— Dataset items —
▼
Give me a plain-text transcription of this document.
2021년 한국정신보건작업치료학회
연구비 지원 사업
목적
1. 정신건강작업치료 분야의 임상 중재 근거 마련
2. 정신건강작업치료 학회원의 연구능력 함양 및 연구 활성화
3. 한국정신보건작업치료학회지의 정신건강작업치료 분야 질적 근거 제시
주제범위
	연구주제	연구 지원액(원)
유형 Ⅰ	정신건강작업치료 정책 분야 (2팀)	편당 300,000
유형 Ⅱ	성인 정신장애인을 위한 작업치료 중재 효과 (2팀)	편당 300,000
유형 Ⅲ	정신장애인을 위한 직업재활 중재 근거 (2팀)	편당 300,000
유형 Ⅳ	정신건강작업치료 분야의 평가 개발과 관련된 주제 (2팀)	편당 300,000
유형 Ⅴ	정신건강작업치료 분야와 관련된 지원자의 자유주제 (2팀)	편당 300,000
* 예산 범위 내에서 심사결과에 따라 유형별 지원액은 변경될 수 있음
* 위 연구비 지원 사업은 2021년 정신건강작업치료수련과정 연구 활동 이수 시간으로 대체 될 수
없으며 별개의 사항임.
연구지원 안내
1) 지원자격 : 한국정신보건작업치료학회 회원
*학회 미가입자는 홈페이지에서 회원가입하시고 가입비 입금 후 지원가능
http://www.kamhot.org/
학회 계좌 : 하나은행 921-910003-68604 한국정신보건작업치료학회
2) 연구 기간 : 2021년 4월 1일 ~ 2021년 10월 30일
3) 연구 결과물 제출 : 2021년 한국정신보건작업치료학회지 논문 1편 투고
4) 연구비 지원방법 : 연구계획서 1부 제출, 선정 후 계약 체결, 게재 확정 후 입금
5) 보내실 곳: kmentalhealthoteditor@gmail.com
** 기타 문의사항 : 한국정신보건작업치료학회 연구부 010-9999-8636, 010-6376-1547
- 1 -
▲
— JOB —
Extract the complete data, matching each line exactly.

— THE OUTPUT —
Give me a plain-text transcription of this document.
2021년 한국정신보건작업치료학회
연구비 지원 사업
목적
1. 정신건강작업치료 분야의 임상 중재 근거 마련
2. 정신건강작업치료 학회원의 연구능력 함양 및 연구 활성화
3. 한국정신보건작업치료학회지의 정신건강작업치료 분야 질적 근거 제시
주제범위
	연구주제	연구 지원액(원)
유형 Ⅰ	정신건강작업치료 정책 분야 (2팀)	편당 300,000
유형 Ⅱ	성인 정신장애인을 위한 작업치료 중재 효과 (2팀)	편당 300,000
유형 Ⅲ	정신장애인을 위한 직업재활 중재 근거 (2팀)	편당 300,000
유형 Ⅳ	정신건강작업치료 분야의 평가 개발과 관련된 주제 (2팀)	편당 300,000
유형 Ⅴ	정신건강작업치료 분야와 관련된 지원자의 자유주제 (2팀)	편당 300,000
* 예산 범위 내에서 심사결과에 따라 유형별 지원액은 변경될 수 있음
* 위 연구비 지원 사업은 2021년 정신건강작업치료수련과정 연구 활동 이수 시간으로 대체 될 수
없으며 별개의 사항임.
연구지원 안내
1) 지원자격 : 한국정신보건작업치료학회 회원
*학회 미가입자는 홈페이지에서 회원가입하시고 가입비 입금 후 지원가능
http://www.kamhot.org/
학회 계좌 : 하나은행 921-910003-68604 한국정신보건작업치료학회
2) 연구 기간 : 2021년 4월 1일 ~ 2021년 10월 30일
3) 연구 결과물 제출 : 2021년 한국정신보건작업치료학회지 논문 1편 투고
4) 연구비 지원방법 : 연구계획서 1부 제출, 선정 후 계약 체결, 게재 확정 후 입금
5) 보내실 곳: kmentalhealthoteditor@gmail.com
** 기타 문의사항 : 한국정신보건작업치료학회 연구부 010-9999-8636, 010-6376-1547
- 1 -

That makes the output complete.